** BEGIN Data shown **

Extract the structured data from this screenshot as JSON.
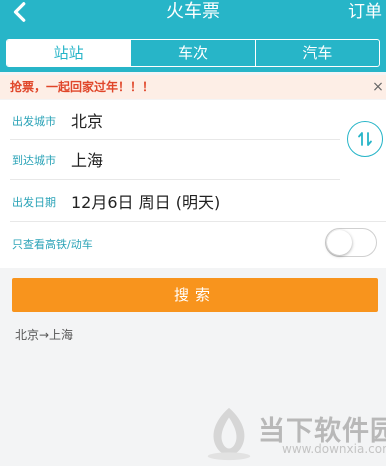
{
  "header": {
    "title": "火车票",
    "right_action": "订单",
    "tabs": [
      {
        "label": "站站",
        "active": true
      },
      {
        "label": "车次",
        "active": false
      },
      {
        "label": "汽车",
        "active": false
      }
    ]
  },
  "notice": {
    "text": "抢票，一起回家过年！！！",
    "close": "×"
  },
  "form": {
    "departure_label": "出发城市",
    "departure_value": "北京",
    "arrival_label": "到达城市",
    "arrival_value": "上海",
    "date_label": "出发日期",
    "date_value": "12月6日  周日 (明天)",
    "highspeed_label": "只查看高铁/动车",
    "highspeed_on": false
  },
  "search": {
    "label": "搜索"
  },
  "history": {
    "route": "北京→上海"
  },
  "watermark": {
    "name": "当下软件园",
    "url": "www.downxia.com"
  },
  "colors": {
    "accent": "#27b5c8",
    "button": "#f8941d",
    "notice_text": "#e0462a"
  },
  "icons": [
    "back-arrow-icon",
    "swap-arrows-icon",
    "close-icon"
  ]
}
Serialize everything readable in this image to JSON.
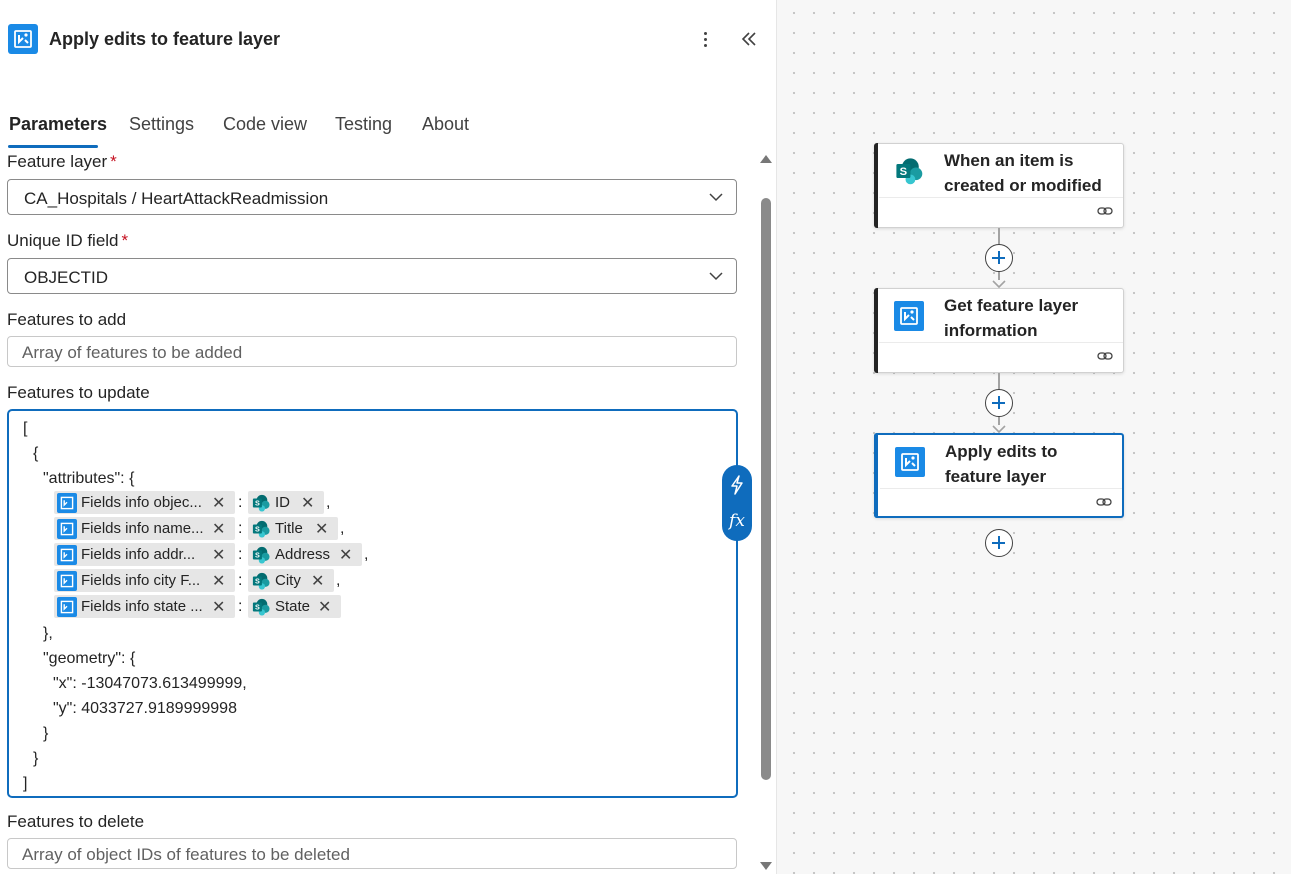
{
  "header": {
    "title": "Apply edits to feature layer",
    "icon": "arcgis-connector-icon",
    "more_icon": "more-vertical-icon",
    "collapse_icon": "double-chevron-left-icon"
  },
  "tabs": [
    {
      "label": "Parameters",
      "active": true
    },
    {
      "label": "Settings",
      "active": false
    },
    {
      "label": "Code view",
      "active": false
    },
    {
      "label": "Testing",
      "active": false
    },
    {
      "label": "About",
      "active": false
    }
  ],
  "fields": {
    "feature_layer": {
      "label": "Feature layer",
      "required_mark": "*",
      "value": "CA_Hospitals / HeartAttackReadmission"
    },
    "unique_id": {
      "label": "Unique ID field",
      "required_mark": "*",
      "value": "OBJECTID"
    },
    "features_add": {
      "label": "Features to add",
      "placeholder": "Array of features to be added"
    },
    "features_update": {
      "label": "Features to update"
    },
    "features_delete": {
      "label": "Features to delete",
      "placeholder": "Array of object IDs of features to be deleted"
    }
  },
  "editor": {
    "open_bracket": "[",
    "open_brace": "{",
    "attributes_line": "\"attributes\": {",
    "rows": [
      {
        "left": "Fields info objec...",
        "right": "ID",
        "sep": ":",
        "trail": ","
      },
      {
        "left": "Fields info name...",
        "right": "Title",
        "sep": ":",
        "trail": ","
      },
      {
        "left": "Fields info addr...",
        "right": "Address",
        "sep": ":",
        "trail": ","
      },
      {
        "left": "Fields info city F...",
        "right": "City",
        "sep": ":",
        "trail": ","
      },
      {
        "left": "Fields info state ...",
        "right": "State",
        "sep": ":",
        "trail": ""
      }
    ],
    "close_attr": "},",
    "geometry_line": "\"geometry\": {",
    "x_line": "\"x\": -13047073.613499999,",
    "y_line": "\"y\": 4033727.9189999998",
    "close_geom": "}",
    "close_brace": "}",
    "close_bracket": "]",
    "remove_glyph": "✕"
  },
  "expression_buttons": {
    "dynamic_icon": "lightning-icon",
    "fx_label": "fx"
  },
  "flow": {
    "cards": [
      {
        "title": "When an item is created or modified",
        "icon": "sharepoint-icon",
        "selected": false
      },
      {
        "title": "Get feature layer information",
        "icon": "arcgis-connector-icon",
        "selected": false
      },
      {
        "title": "Apply edits to feature layer",
        "icon": "arcgis-connector-icon",
        "selected": true
      }
    ],
    "link_icon": "link-icon",
    "add_icon": "plus-icon"
  },
  "colors": {
    "accent": "#0f6cbd",
    "arcgis": "#1a8ae6",
    "sharepoint": "#038387",
    "required": "#c50f1f"
  }
}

** END Data shown **

▶ **Exercise aim**:
Every entry must be transcribed exactly. Pictures do not belong in the copy.

▶ **Task answer**:
Extract the structured data from this screenshot as JSON.
{
  "header": {
    "title": "火车票",
    "right_action": "订单",
    "tabs": [
      {
        "label": "站站",
        "active": true
      },
      {
        "label": "车次",
        "active": false
      },
      {
        "label": "汽车",
        "active": false
      }
    ]
  },
  "notice": {
    "text": "抢票，一起回家过年！！！",
    "close": "×"
  },
  "form": {
    "departure_label": "出发城市",
    "departure_value": "北京",
    "arrival_label": "到达城市",
    "arrival_value": "上海",
    "date_label": "出发日期",
    "date_value": "12月6日  周日 (明天)",
    "highspeed_label": "只查看高铁/动车",
    "highspeed_on": false
  },
  "search": {
    "label": "搜索"
  },
  "history": {
    "route": "北京→上海"
  },
  "watermark": {
    "name": "当下软件园",
    "url": "www.downxia.com"
  },
  "colors": {
    "accent": "#27b5c8",
    "button": "#f8941d",
    "notice_text": "#e0462a"
  },
  "icons": [
    "back-arrow-icon",
    "swap-arrows-icon",
    "close-icon"
  ]
}
Serialize everything readable in this image to JSON.
{
  "header": {
    "title": "Apply edits to feature layer",
    "icon": "arcgis-connector-icon",
    "more_icon": "more-vertical-icon",
    "collapse_icon": "double-chevron-left-icon"
  },
  "tabs": [
    {
      "label": "Parameters",
      "active": true
    },
    {
      "label": "Settings",
      "active": false
    },
    {
      "label": "Code view",
      "active": false
    },
    {
      "label": "Testing",
      "active": false
    },
    {
      "label": "About",
      "active": false
    }
  ],
  "fields": {
    "feature_layer": {
      "label": "Feature layer",
      "required_mark": "*",
      "value": "CA_Hospitals / HeartAttackReadmission"
    },
    "unique_id": {
      "label": "Unique ID field",
      "required_mark": "*",
      "value": "OBJECTID"
    },
    "features_add": {
      "label": "Features to add",
      "placeholder": "Array of features to be added"
    },
    "features_update": {
      "label": "Features to update"
    },
    "features_delete": {
      "label": "Features to delete",
      "placeholder": "Array of object IDs of features to be deleted"
    }
  },
  "editor": {
    "open_bracket": "[",
    "open_brace": "{",
    "attributes_line": "\"attributes\": {",
    "rows": [
      {
        "left": "Fields info objec...",
        "right": "ID",
        "sep": ":",
        "trail": ","
      },
      {
        "left": "Fields info name...",
        "right": "Title",
        "sep": ":",
        "trail": ","
      },
      {
        "left": "Fields info addr...",
        "right": "Address",
        "sep": ":",
        "trail": ","
      },
      {
        "left": "Fields info city F...",
        "right": "City",
        "sep": ":",
        "trail": ","
      },
      {
        "left": "Fields info state ...",
        "right": "State",
        "sep": ":",
        "trail": ""
      }
    ],
    "close_attr": "},",
    "geometry_line": "\"geometry\": {",
    "x_line": "\"x\": -13047073.613499999,",
    "y_line": "\"y\": 4033727.9189999998",
    "close_geom": "}",
    "close_brace": "}",
    "close_bracket": "]",
    "remove_glyph": "✕"
  },
  "expression_buttons": {
    "dynamic_icon": "lightning-icon",
    "fx_label": "fx"
  },
  "flow": {
    "cards": [
      {
        "title": "When an item is created or modified",
        "icon": "sharepoint-icon",
        "selected": false
      },
      {
        "title": "Get feature layer information",
        "icon": "arcgis-connector-icon",
        "selected": false
      },
      {
        "title": "Apply edits to feature layer",
        "icon": "arcgis-connector-icon",
        "selected": true
      }
    ],
    "link_icon": "link-icon",
    "add_icon": "plus-icon"
  },
  "colors": {
    "accent": "#0f6cbd",
    "arcgis": "#1a8ae6",
    "sharepoint": "#038387",
    "required": "#c50f1f"
  }
}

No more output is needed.